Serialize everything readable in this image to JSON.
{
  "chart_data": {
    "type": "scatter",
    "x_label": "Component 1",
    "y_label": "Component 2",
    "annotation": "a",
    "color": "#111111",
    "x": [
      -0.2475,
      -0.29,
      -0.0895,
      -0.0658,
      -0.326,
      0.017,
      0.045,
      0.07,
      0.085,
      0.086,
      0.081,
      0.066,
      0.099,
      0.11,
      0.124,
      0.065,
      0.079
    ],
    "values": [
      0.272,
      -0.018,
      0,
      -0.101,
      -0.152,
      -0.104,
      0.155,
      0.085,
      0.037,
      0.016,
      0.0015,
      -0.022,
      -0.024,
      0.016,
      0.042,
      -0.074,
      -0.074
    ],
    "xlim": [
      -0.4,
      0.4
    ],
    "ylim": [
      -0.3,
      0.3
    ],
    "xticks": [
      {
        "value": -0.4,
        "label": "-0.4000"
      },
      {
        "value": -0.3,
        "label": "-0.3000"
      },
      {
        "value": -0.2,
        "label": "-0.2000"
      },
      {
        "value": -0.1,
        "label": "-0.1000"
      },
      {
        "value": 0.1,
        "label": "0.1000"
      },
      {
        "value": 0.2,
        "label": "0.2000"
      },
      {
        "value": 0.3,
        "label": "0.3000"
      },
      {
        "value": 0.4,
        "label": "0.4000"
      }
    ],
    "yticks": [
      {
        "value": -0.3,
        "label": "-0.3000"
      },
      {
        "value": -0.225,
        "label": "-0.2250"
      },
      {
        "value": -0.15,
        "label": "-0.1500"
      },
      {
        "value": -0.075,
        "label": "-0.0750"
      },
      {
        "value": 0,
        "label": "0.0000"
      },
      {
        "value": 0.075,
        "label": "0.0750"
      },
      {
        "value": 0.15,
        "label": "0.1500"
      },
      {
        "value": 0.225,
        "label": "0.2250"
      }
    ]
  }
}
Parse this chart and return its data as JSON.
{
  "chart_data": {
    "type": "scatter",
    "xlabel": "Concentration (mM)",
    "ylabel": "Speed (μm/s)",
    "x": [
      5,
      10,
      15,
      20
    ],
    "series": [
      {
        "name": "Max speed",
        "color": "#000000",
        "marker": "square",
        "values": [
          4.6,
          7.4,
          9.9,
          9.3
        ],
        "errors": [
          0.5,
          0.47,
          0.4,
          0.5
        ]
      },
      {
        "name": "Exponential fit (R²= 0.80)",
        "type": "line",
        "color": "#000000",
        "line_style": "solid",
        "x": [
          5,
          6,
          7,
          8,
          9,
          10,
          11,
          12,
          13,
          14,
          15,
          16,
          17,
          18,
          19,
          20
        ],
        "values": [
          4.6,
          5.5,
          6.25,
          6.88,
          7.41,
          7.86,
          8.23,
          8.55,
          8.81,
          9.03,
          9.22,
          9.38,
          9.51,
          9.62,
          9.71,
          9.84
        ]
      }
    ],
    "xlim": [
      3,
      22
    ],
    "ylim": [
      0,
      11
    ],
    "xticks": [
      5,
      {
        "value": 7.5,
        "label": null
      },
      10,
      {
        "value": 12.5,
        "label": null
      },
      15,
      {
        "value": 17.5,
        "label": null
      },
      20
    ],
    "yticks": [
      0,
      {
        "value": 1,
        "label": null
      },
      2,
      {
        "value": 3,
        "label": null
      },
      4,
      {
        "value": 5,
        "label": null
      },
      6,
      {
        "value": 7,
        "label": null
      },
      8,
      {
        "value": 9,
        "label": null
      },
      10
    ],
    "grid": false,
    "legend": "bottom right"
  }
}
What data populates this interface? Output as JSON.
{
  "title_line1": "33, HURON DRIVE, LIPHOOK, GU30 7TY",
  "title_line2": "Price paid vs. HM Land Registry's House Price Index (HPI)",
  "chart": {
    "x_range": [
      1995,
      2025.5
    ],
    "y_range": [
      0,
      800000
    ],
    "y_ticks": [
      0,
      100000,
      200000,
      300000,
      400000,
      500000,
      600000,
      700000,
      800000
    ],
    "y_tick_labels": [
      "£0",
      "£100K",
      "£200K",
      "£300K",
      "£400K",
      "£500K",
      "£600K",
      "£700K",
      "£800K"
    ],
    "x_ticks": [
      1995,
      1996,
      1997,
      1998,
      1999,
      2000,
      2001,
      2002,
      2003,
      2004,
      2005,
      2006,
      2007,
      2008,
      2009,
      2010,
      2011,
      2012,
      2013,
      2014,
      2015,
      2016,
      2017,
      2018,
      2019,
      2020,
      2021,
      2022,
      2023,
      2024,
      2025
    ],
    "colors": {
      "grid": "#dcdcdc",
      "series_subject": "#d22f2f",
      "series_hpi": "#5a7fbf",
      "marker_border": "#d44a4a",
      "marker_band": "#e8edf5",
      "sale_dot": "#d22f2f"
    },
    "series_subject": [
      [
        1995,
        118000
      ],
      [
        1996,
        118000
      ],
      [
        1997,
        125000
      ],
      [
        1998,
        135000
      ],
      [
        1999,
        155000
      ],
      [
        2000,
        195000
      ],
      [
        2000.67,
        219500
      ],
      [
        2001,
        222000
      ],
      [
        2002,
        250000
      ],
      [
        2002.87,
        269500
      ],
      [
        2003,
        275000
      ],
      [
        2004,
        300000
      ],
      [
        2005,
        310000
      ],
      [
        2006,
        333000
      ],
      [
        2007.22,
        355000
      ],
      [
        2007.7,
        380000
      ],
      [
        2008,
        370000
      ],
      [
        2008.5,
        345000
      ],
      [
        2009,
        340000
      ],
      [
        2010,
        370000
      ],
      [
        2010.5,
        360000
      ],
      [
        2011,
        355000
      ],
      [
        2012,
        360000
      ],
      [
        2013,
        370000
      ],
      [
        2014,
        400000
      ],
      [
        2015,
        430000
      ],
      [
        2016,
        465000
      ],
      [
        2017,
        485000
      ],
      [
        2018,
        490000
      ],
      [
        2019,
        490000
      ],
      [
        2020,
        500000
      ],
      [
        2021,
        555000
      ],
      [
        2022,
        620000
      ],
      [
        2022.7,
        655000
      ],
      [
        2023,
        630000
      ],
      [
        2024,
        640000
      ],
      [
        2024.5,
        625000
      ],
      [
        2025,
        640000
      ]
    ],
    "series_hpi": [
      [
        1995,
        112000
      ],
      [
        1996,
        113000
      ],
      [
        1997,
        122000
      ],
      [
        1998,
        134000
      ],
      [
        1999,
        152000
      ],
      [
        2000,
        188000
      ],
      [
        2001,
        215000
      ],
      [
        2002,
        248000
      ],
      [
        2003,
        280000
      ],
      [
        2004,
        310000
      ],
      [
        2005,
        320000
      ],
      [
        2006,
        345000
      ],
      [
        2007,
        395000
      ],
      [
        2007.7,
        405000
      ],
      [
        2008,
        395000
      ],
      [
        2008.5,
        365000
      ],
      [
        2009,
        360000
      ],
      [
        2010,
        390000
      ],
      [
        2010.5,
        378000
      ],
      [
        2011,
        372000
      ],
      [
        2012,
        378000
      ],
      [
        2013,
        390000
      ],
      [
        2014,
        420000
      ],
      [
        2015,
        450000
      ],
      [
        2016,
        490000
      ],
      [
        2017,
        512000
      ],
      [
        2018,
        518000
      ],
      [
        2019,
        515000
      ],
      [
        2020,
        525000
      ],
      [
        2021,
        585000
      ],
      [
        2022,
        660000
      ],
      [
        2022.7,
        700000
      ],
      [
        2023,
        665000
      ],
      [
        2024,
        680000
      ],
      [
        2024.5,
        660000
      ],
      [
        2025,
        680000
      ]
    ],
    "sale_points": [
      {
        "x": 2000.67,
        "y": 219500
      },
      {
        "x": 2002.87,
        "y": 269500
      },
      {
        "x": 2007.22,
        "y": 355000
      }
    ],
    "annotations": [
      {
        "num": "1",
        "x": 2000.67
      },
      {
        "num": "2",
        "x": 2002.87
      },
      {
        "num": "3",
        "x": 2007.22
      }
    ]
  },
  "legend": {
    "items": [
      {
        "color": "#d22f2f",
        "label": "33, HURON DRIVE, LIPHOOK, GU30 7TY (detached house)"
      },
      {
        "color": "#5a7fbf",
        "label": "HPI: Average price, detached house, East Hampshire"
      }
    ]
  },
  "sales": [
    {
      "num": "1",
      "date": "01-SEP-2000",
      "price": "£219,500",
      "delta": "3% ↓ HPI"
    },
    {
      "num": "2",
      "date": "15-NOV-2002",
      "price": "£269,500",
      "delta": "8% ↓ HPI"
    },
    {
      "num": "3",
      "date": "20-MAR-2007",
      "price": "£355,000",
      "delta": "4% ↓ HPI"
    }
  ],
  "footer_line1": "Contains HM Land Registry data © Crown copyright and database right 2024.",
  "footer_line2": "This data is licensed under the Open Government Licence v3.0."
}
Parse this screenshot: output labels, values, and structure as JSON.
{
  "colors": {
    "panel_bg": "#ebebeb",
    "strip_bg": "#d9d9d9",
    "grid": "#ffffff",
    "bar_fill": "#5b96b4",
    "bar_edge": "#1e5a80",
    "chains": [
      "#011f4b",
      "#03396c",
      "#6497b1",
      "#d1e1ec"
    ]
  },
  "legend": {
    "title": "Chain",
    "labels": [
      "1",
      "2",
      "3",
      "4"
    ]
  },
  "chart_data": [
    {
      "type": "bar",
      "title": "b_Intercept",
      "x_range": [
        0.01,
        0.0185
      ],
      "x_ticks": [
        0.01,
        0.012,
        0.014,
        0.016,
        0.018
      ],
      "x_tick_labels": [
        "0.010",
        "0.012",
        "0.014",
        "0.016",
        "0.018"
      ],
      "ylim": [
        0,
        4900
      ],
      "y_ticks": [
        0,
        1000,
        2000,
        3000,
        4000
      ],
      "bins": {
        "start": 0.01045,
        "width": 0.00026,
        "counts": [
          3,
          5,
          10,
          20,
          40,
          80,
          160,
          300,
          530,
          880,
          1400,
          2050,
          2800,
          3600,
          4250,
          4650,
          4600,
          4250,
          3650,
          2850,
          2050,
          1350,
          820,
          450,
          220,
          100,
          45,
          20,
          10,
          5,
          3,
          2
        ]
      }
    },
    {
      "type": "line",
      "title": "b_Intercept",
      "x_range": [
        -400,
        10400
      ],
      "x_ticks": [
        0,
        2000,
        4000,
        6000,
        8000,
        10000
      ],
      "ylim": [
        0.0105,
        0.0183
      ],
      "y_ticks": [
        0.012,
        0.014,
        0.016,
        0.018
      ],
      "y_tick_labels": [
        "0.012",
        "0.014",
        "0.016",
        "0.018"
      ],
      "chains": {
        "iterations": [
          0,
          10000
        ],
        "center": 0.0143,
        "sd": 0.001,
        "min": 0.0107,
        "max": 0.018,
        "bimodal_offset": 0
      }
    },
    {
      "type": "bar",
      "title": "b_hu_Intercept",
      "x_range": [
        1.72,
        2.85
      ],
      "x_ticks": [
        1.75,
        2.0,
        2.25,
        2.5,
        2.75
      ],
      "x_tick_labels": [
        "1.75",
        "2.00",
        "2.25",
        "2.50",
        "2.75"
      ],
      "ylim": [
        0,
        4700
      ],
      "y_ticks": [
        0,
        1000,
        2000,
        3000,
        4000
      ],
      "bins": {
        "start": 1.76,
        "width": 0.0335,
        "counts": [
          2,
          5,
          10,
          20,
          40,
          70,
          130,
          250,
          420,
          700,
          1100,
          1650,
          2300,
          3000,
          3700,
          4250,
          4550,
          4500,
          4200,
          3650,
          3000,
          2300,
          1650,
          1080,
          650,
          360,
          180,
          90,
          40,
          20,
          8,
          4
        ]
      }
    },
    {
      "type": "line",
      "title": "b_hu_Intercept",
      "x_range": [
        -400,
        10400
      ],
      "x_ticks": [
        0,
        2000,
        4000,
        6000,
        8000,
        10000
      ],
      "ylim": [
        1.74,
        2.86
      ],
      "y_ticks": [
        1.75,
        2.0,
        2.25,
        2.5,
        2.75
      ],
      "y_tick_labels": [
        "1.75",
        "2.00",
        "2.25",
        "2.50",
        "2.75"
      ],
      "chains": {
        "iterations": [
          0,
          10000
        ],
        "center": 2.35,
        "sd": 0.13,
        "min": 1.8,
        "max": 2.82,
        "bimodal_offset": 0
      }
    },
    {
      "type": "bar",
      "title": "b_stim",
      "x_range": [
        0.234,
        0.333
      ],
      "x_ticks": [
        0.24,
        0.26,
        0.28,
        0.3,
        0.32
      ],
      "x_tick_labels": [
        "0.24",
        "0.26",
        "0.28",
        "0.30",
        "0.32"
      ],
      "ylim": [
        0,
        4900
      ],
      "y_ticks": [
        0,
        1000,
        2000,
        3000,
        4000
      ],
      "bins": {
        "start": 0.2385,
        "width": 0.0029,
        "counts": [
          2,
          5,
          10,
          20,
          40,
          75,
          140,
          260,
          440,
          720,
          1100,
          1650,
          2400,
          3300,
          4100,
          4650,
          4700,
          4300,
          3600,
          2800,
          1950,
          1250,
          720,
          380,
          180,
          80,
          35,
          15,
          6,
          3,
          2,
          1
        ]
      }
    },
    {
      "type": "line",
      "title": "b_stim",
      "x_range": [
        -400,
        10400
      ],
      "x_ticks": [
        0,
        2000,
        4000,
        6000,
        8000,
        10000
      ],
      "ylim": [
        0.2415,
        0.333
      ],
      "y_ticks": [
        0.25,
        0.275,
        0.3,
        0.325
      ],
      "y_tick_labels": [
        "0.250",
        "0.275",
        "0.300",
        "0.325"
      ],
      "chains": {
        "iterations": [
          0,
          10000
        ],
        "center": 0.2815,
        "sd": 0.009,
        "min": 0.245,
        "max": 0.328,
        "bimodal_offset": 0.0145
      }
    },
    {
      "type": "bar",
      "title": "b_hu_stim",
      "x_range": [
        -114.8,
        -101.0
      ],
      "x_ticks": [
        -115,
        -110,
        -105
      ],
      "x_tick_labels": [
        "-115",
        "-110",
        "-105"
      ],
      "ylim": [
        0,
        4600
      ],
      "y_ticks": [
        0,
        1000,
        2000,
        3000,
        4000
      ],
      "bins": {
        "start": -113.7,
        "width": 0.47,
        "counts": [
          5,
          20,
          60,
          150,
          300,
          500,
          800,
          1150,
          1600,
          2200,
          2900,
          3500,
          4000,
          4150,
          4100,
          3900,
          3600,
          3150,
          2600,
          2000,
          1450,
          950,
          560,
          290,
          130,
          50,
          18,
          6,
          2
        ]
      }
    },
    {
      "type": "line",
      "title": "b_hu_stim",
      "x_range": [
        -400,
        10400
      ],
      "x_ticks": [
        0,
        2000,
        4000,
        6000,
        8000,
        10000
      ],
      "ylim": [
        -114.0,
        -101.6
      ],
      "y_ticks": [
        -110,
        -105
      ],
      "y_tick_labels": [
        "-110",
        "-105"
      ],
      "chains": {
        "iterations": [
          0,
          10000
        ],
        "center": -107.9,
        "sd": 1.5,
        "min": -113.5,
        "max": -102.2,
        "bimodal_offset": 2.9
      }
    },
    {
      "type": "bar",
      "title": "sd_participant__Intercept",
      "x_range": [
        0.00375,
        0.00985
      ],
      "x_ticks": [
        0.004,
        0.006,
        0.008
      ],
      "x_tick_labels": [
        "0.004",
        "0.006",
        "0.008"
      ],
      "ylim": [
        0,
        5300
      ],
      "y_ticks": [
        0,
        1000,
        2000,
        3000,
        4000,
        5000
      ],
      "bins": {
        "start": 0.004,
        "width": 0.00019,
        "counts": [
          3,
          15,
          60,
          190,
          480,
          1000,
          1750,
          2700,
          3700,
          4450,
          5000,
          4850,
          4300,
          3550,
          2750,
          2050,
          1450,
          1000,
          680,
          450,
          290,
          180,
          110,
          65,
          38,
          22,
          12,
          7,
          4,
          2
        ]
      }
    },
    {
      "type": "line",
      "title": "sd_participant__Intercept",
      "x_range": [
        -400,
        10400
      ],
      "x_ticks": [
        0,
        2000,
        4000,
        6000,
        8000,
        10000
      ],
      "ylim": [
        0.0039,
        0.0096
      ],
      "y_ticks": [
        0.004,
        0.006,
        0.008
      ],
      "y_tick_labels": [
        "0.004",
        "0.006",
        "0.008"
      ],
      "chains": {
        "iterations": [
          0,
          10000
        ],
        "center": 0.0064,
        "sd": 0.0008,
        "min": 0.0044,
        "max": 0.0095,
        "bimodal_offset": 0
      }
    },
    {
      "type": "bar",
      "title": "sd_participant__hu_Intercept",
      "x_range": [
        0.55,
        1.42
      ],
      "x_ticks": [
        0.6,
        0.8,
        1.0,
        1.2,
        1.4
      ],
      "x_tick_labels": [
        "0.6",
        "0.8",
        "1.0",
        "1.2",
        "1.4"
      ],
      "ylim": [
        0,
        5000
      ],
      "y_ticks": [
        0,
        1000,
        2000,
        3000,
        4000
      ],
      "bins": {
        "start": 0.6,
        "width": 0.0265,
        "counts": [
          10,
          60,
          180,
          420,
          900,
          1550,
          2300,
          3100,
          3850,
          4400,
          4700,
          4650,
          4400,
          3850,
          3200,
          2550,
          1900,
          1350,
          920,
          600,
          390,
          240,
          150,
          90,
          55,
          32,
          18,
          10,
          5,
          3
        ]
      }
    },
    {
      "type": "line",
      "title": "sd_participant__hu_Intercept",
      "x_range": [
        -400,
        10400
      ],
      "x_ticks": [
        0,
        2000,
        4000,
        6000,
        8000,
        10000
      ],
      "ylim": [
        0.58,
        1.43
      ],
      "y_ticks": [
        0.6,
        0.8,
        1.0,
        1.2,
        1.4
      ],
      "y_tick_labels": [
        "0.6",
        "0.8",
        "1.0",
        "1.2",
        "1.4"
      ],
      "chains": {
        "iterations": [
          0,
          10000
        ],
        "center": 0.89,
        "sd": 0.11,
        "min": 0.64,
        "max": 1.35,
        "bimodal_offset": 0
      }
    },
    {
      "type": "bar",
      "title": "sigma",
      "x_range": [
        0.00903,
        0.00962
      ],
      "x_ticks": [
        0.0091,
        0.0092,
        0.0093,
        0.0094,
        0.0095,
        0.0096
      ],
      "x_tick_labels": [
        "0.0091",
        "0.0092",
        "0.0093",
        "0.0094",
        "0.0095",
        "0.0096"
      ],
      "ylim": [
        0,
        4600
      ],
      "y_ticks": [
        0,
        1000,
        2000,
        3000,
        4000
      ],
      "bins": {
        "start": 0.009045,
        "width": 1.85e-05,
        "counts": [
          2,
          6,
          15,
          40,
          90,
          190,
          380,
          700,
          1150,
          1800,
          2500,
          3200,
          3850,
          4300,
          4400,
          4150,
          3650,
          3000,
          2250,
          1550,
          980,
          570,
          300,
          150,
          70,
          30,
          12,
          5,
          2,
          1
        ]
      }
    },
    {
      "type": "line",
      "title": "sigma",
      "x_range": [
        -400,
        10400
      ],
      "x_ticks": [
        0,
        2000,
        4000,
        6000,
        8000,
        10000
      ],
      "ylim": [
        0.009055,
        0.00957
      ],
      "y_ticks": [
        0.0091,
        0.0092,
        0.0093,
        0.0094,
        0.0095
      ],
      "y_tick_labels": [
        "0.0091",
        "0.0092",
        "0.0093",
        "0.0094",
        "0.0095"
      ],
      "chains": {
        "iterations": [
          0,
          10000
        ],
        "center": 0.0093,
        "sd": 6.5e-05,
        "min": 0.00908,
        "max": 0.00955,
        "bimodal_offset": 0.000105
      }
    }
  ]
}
• • • •
How many lines in the records above hold the word "detached"? Give only the number.

* **FINAL RESULT**: 2